With just three weeks left until the deadline for the US and China to reach a trade deal, there has been remarkably little progress: after several months of talks, the two sides are still far apart on major issues, as Larry Kudlow admitted earlier on Thursday, even as new multibillion-dollar U.S. tariffs are set to kick in next month if no accord is achieved.
According to the WSJ – with US negotiators set to meet their counterparts in Beijing next week in an effort to strike a comprehensive accord that President Trump insists include “deep structural changes” to China’s economy – US Trade Rep Robert Lighthizer and Treasury Secretary Steven Mnuchin, who are heading the talks next week, “lack the usual essentials for a comprehensive deal” – not only do the two sides not have a draft agreement that specifies where they agree and disagree, but – as reported earlier – Trump said he was unlikely to agree to meet Chinese President Xi Jinping before the March 1 deadline to hammer out final compromises, contrary to earlier expectations. Absent an impromptu meeting, Trump and Xi are scheduled to meet at the G20 summit in Japan at the end of June, by which time hundreds of billions in new tariffs would have kicked in.
“Normally at this stage of negotiations, you’d be exchanging drafts of a joint text,” said Christopher Adams, a former Trump Treasury Department official and trade negotiator who is now at the Covington & Burling law firm. “If it’s all about something enforceable and verifiable, it needs to be memorialized [in a document]. They seem to be some ways yet from having that essential element.”
The lack of any progress is a growing concern to American business leaders who fear the economic and market consequences of a failure to reach a deal, and are pushing both sides to compromise. Among those pushing for deal is Blackstone CEO Stephen Schwarzman, who the WSJ reports has been phoning Mr. Trump and his senior advisers to warn that the failure to strike a deal will undermine the economy and roil markets, which have increasingly priced in an amicable end to U.S.-China economic hostilities. To buttress his case, Schwarzman has told Trump that uncertainty about China is weighing on business investment and consumer confidence, depressing the US economy.
At the same time, Schwarzman and other business leaders, including former Treasury Secretary and bailer out in chief Hank Paulson, are also urging senior Chinese officials to make enough concessions to US negotiators to allow Mr. Trump to claim a victory, including to agree to a way the U.S. can enforce the deal should China fall short of its commitments.

__Raw records__.

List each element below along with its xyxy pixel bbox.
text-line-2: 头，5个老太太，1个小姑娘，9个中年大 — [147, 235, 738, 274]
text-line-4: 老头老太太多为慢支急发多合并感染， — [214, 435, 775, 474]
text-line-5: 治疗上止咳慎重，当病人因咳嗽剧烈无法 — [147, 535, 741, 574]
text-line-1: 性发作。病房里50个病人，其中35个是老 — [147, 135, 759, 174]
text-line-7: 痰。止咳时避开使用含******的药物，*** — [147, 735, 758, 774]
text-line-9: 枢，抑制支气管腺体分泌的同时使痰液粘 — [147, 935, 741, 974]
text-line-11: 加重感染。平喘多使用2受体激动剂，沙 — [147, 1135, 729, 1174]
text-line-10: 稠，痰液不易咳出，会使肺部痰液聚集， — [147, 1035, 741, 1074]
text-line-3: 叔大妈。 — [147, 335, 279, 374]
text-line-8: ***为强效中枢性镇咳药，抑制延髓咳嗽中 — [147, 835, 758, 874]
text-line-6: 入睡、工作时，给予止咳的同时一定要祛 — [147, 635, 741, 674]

...

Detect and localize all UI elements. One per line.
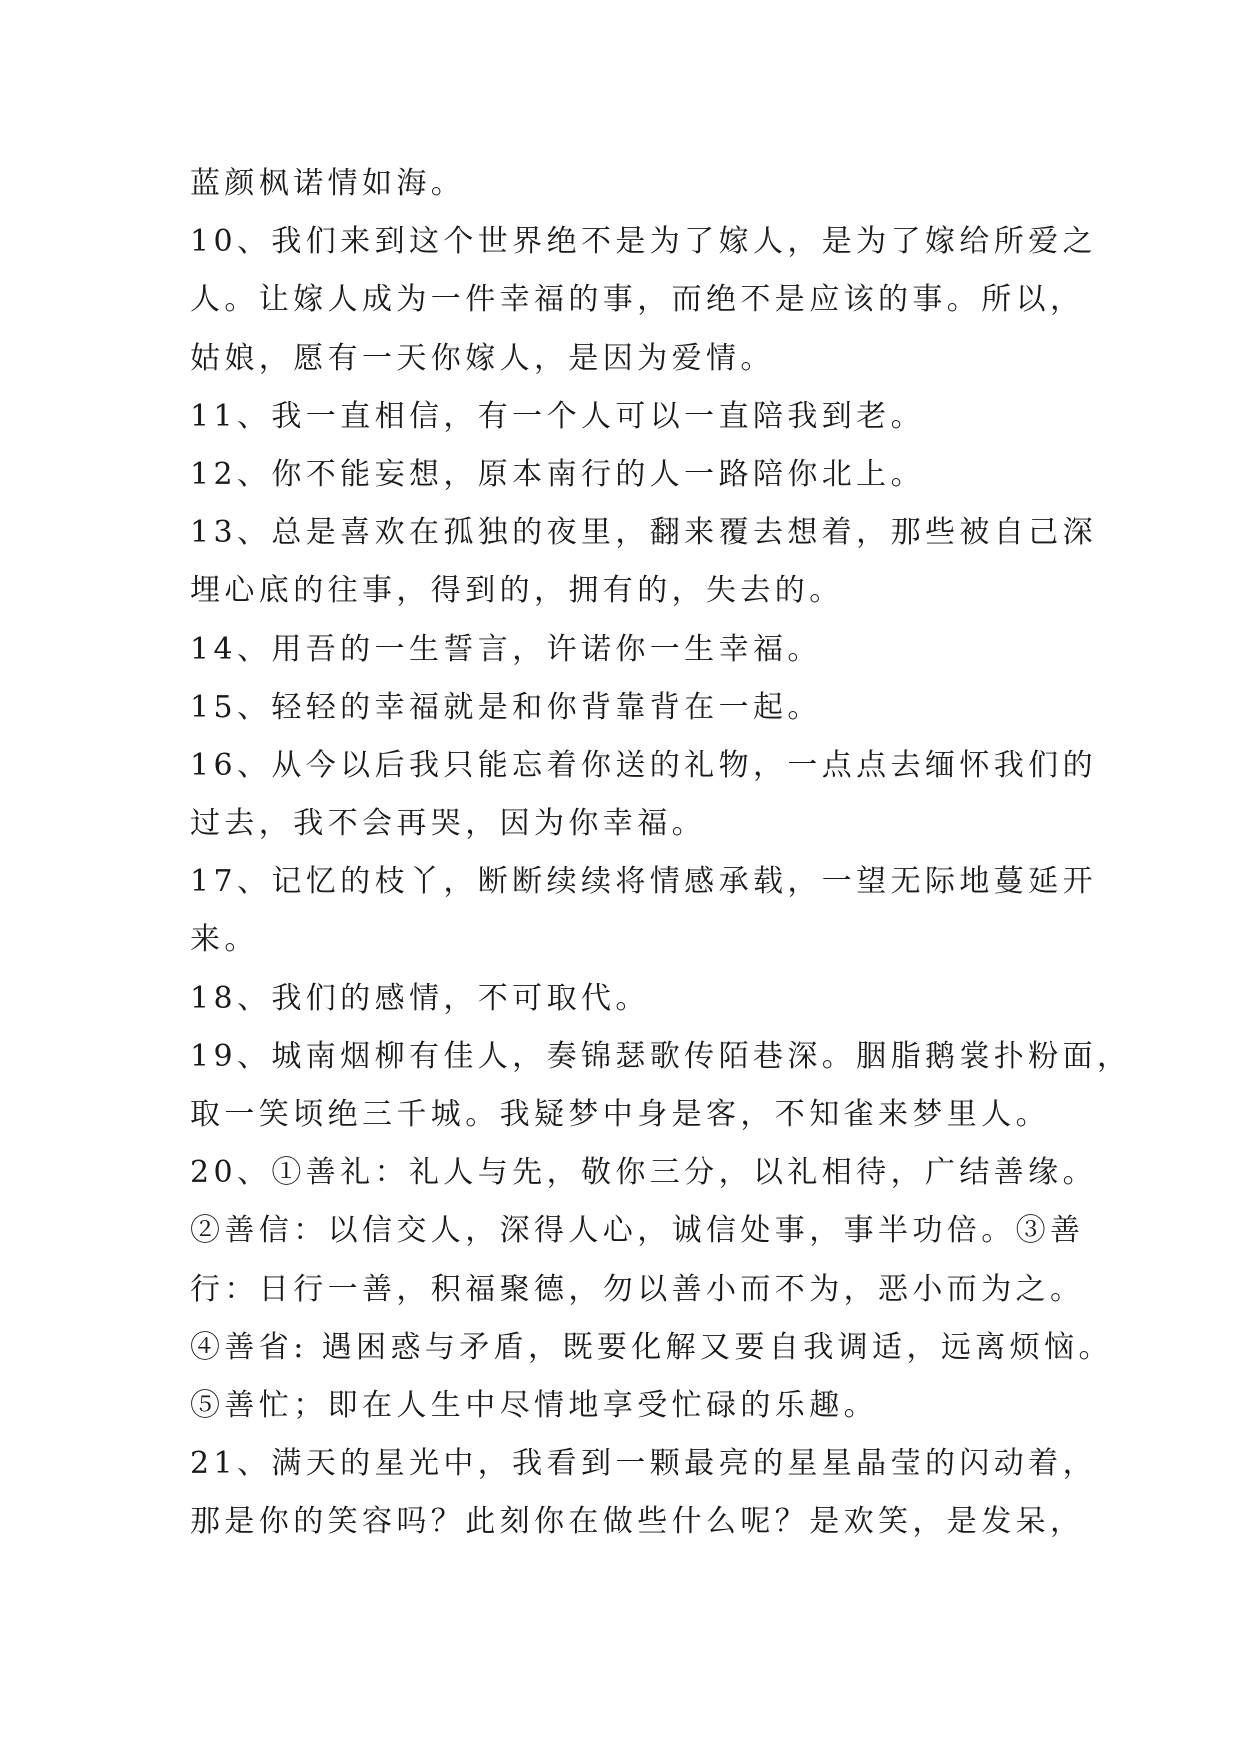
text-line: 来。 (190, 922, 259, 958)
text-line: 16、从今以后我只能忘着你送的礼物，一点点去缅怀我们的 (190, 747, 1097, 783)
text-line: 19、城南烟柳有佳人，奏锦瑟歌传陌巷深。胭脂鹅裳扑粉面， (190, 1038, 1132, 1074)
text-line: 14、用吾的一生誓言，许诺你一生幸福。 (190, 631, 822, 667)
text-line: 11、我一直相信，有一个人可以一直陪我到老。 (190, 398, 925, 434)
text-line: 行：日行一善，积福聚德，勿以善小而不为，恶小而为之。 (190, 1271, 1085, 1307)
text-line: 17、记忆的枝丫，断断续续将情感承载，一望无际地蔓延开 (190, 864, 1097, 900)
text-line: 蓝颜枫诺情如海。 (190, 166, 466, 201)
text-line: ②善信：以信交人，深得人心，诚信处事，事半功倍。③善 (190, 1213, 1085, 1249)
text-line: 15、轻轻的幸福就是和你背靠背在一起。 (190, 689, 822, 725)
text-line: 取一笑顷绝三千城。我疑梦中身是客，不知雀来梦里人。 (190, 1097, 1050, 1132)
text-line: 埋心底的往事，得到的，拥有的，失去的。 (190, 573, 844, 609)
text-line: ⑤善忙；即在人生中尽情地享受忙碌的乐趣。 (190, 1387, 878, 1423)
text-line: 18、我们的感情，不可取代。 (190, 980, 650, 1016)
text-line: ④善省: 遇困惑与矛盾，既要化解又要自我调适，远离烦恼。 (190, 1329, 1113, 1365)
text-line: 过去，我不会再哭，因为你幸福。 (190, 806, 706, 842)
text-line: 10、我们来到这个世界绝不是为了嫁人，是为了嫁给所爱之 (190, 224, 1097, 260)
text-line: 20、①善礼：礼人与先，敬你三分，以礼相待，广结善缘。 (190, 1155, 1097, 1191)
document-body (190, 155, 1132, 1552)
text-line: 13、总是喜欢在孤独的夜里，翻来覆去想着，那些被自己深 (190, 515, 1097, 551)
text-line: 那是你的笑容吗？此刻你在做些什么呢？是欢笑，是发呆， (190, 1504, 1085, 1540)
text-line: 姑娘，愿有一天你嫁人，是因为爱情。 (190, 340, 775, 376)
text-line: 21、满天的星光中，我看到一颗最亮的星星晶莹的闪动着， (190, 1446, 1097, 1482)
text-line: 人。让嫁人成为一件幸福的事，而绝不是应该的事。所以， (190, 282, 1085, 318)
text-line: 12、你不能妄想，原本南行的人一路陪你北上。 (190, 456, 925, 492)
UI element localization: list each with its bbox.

__What is required__.
Restate the passage on the US-China trade talks starting at "At the same" and ending after "of its commitments.", changing "senior Chinese officials" to "top Chinese officials". The records come from a separate source.

__Full response__.
At the same time, Schwarzman and other business leaders, including former Treasury Secretary and bailer out in chief Hank Paulson, are also urging top Chinese officials to make enough concessions to US negotiators to allow Mr. Trump to claim a victory, including to agree to a way the U.S. can enforce the deal should China fall short of its commitments.